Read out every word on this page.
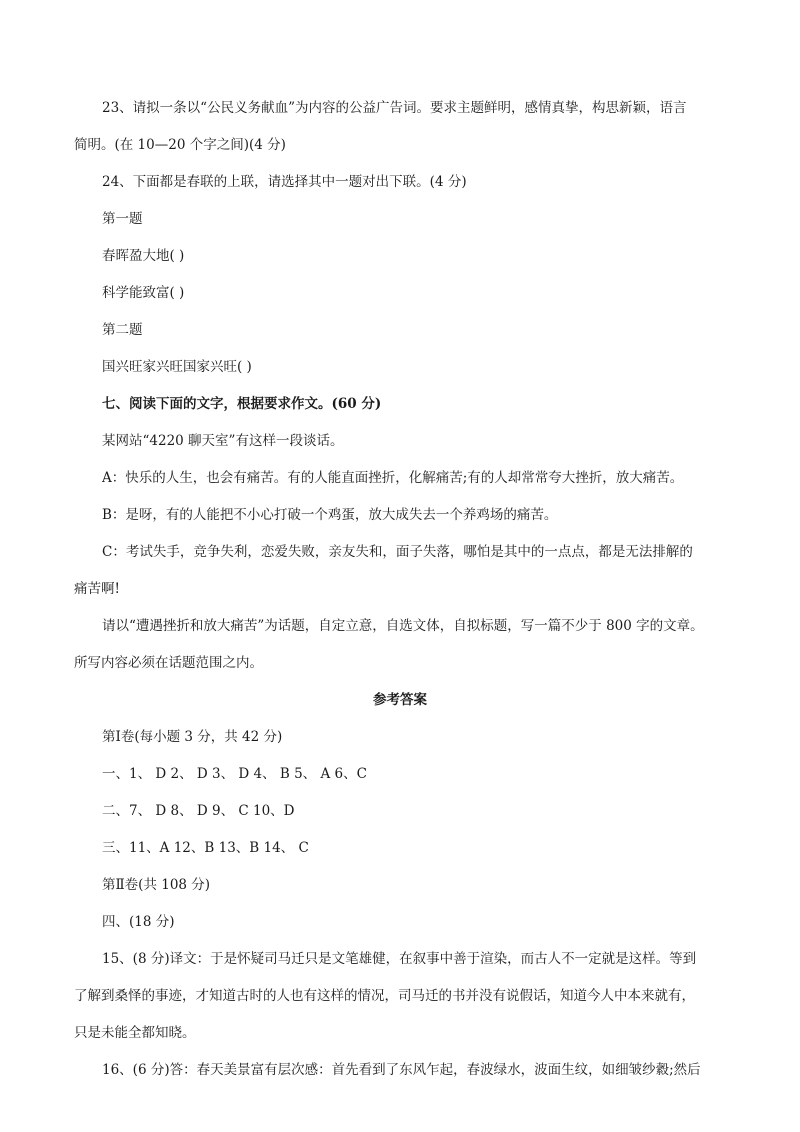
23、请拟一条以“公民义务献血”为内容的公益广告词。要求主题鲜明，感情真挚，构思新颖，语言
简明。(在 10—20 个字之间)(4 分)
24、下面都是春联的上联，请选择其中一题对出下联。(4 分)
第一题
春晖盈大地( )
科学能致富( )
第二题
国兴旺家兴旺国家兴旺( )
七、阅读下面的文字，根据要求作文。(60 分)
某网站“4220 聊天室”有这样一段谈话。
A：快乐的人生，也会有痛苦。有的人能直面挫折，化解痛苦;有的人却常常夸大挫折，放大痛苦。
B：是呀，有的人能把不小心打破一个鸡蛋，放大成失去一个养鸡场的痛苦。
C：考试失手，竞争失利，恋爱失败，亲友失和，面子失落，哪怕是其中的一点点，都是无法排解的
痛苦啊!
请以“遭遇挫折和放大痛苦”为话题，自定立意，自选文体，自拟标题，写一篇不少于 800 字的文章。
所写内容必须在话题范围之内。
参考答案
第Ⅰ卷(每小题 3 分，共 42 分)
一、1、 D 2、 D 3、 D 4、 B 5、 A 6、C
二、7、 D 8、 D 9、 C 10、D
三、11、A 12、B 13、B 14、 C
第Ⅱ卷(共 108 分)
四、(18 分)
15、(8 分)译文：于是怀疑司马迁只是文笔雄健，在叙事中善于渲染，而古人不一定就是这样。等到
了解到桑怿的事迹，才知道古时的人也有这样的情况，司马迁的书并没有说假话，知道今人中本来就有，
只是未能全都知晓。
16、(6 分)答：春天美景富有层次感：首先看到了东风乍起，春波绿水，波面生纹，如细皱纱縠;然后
════════════════
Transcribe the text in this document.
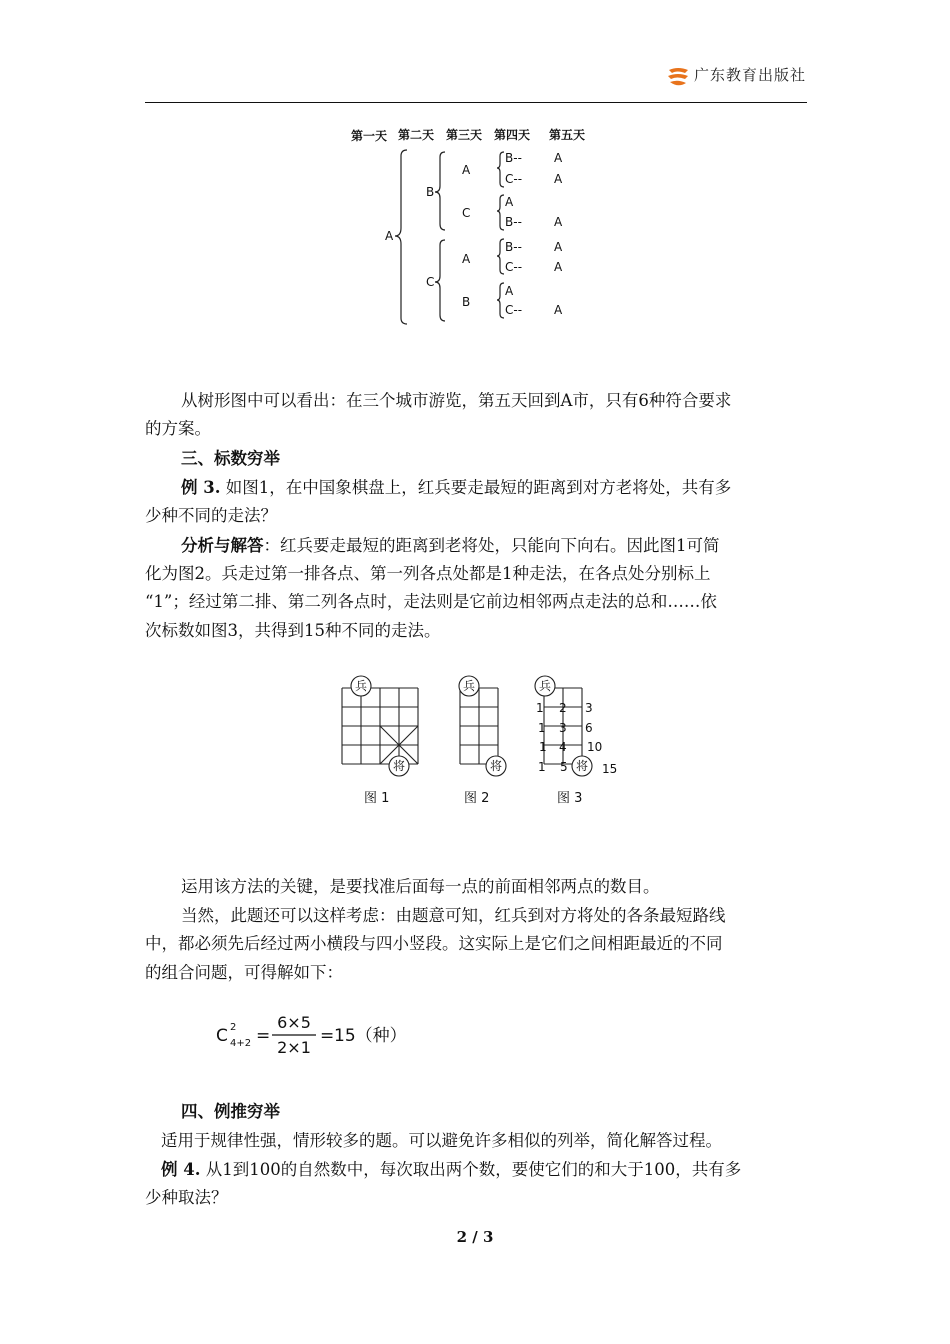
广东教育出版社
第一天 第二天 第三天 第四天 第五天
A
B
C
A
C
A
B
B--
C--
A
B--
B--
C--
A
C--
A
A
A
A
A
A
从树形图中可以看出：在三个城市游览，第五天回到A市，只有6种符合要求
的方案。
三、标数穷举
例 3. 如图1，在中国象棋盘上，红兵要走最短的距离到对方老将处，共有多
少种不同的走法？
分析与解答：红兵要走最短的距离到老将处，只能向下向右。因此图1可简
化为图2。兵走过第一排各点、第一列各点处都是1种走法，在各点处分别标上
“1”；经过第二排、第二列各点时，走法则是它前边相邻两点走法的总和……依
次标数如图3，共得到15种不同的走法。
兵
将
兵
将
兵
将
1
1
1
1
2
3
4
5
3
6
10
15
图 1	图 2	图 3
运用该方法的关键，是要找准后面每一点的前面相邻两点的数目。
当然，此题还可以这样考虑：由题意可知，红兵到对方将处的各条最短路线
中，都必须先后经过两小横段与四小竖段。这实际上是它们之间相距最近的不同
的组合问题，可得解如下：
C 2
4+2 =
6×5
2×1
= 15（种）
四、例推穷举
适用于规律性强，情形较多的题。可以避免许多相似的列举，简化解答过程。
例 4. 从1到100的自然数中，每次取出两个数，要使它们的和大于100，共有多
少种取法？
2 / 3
════════════════
*Problem description*. Answer only with how many lines in the records include "this".

*Solved problem*. 2